--- Page text ---
Data Comunication and Networking

Hello! guys My name is Praveen Mishra, and I am a computer science student.
This is my second blog here, and my first blog was about concepts of hacking, I expect that you have enjoyed and learned from my previous blocks. Well! as you know that I am new in blogging, so I request you to please leave comments after reading my block, that how you feel after reading my blog and what improvement should i have to make in my blogging, to make it more efficient for you all. Well this blog is also related to that blog, because most of hacking is performed on networks, yeah you get it right, I am going to describe concepts of networking here.  If you want to read my previous blog, you may go to http://praveenmishrahacking.blogspot.com

 
Why Network was discovered : Lets have a tour of old age, when people was unknown of the language, then they invented a technique of communication by signaling each other by hands. They just produce sounds of huhhh hahhh...  and give signals by hands. As you know that human mind is very creative and develope mechanism at its own when it requires to solve something, like you make your omelate on clothing iron.
Then humans invented the language, and communication became easier. When they started talking to each other, their mind pinched them to communicate with people who are far from them, so they invented mail service. After that they thought about faster data communication because mail service take more time to message transfer. When computer evolved, the way was clear for faster communication, then after, network got created and faster communication was possible now. Network is the name for connection of two devices which use that connection to transfer data. So you can say that network is medium for sending and receiving data.

             Let’s talk about DATA COMMUNICATION now. Data communication is of two types, local communication and remote communication. Local communication is direct communication, like you talk face to face to anyone. Remote communication consist data communication through networks like whatsapp chating,  email service etc.
   Data communication does not mean that we send data from our side and assume that on other end, user will receive correct data, no its not good idea. Our data communication must be effective. Effective data communication depends upon four fundamental characteristic.

# DELIVERY: Message must be delivered at other end,  a delivery signal indicates that message is delivered properly.

#ACCURACY: Message must be accurate, means it contain same data as we send from our side.

#TIMELINESS: Timeliness tells us about message will arive at time.

#JITTER: Jitter specifies the time interval in packets arrival, if we send packets at 30 ms time interval and user receives it at 50 ms, then quality of data will be affected.

--- Provided data ---

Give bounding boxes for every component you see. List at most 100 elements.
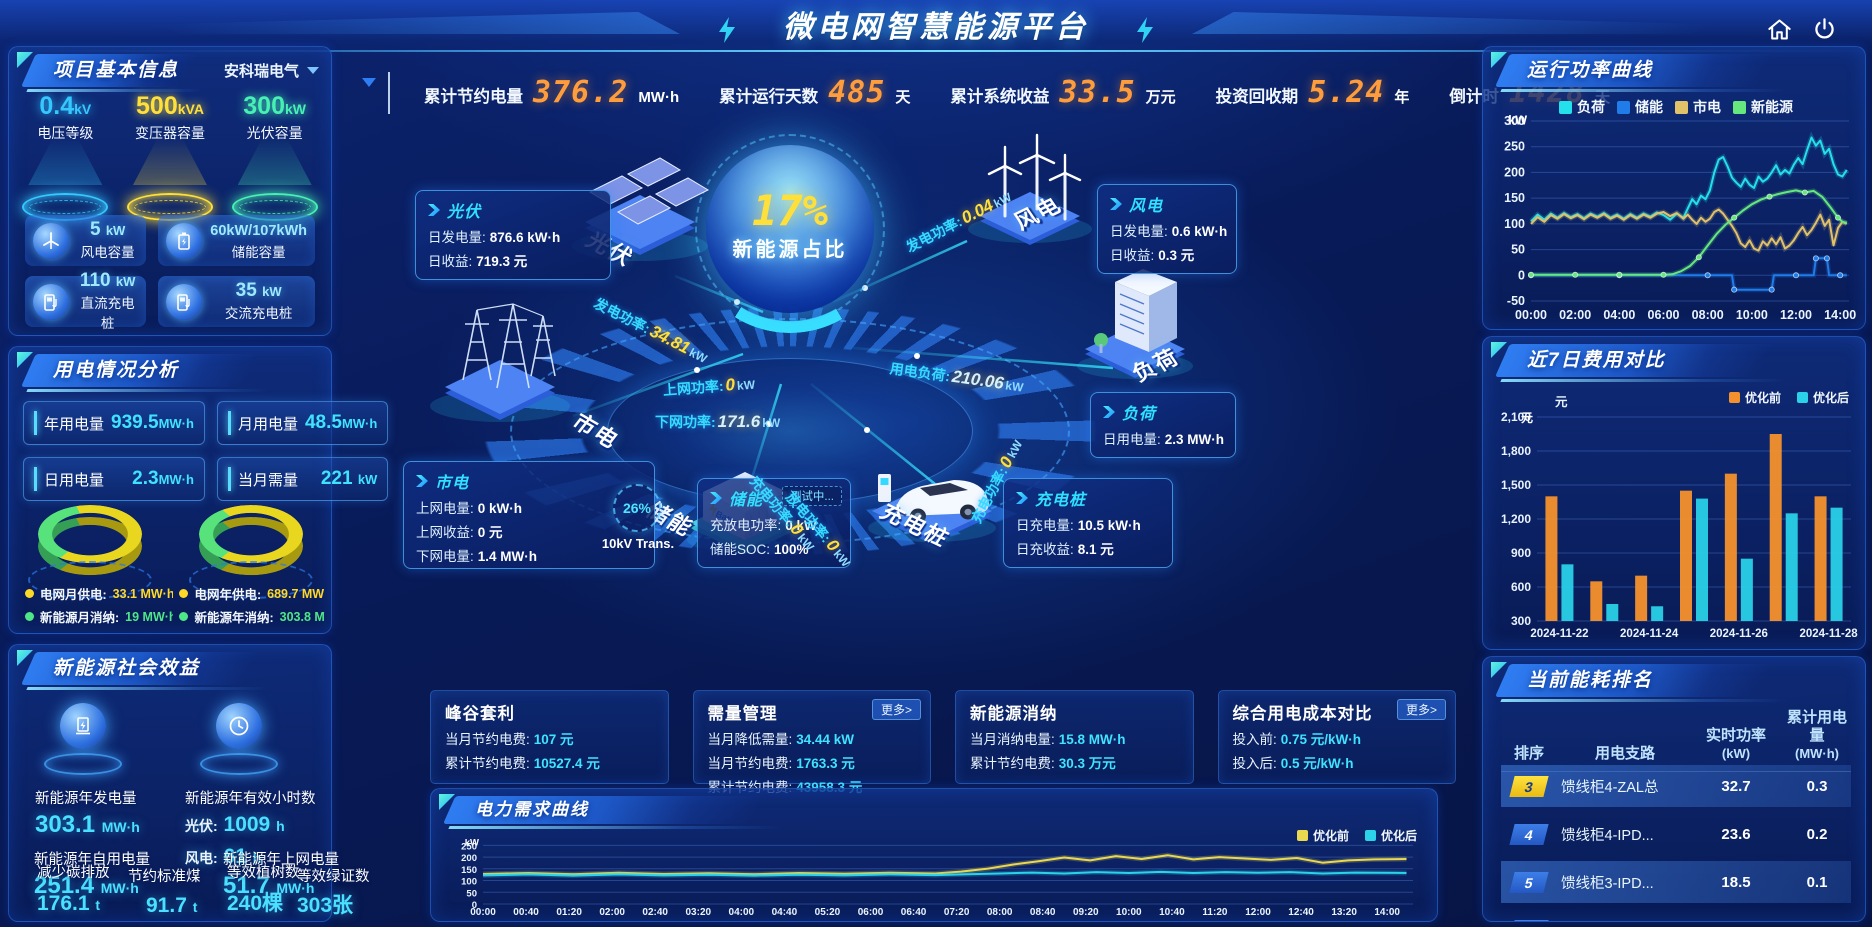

--- The task ---
Write a continuation of the blog post on data communication and networking, starting after its last sentence. The material is separate from the blog post on data communication and networking.

--- Exercise response ---
Lets talk about components of data communication. Components means what we are going to need to transfer and receive data.

° MESSAGE
° SENDER
° RECEIVER
° TRANSMISSION MEDIUM
° PROTOCALL

Message can be represented in various forms like text, image, audio, and video. Where text and images can be presented ad set of bits but audio and video are continues signals, which have to be converted in appropriate form before transmission.
Lets discuss about every form of data representation in data communication. Brief description about every format of data representation is here.

•TEXT FORMAT: Text format is represented as series of bits(0s and 1s). Different sets of bit pattern is designed to represent text symbols. Each set is called code and process of representing symbols as bits is called coding. Today the prevelent coding system is called Unicode which use 32 bit to represent symbols.

•IMAGE FORMAT: Images are also represented as bit patterns. In the simplest form an image can be represented as the matrix of pixels. Where each pixel is a small dot. A picture can be of 100 pixels or 10000 pixels, but in the second case resolution of the picture will be much better. For representing a black and white image only 1 bit pattern is enough to represent a pixel. 1for black and 0 for white. There are various methods present to represent an color image, one of them is RGB, so called because every color is made up of these three parent colors. Intensity of each pixel is measured and bit pattern is assigned to it. Another method is called YCM in this method every color consists part of yellow, cyan, and megenta.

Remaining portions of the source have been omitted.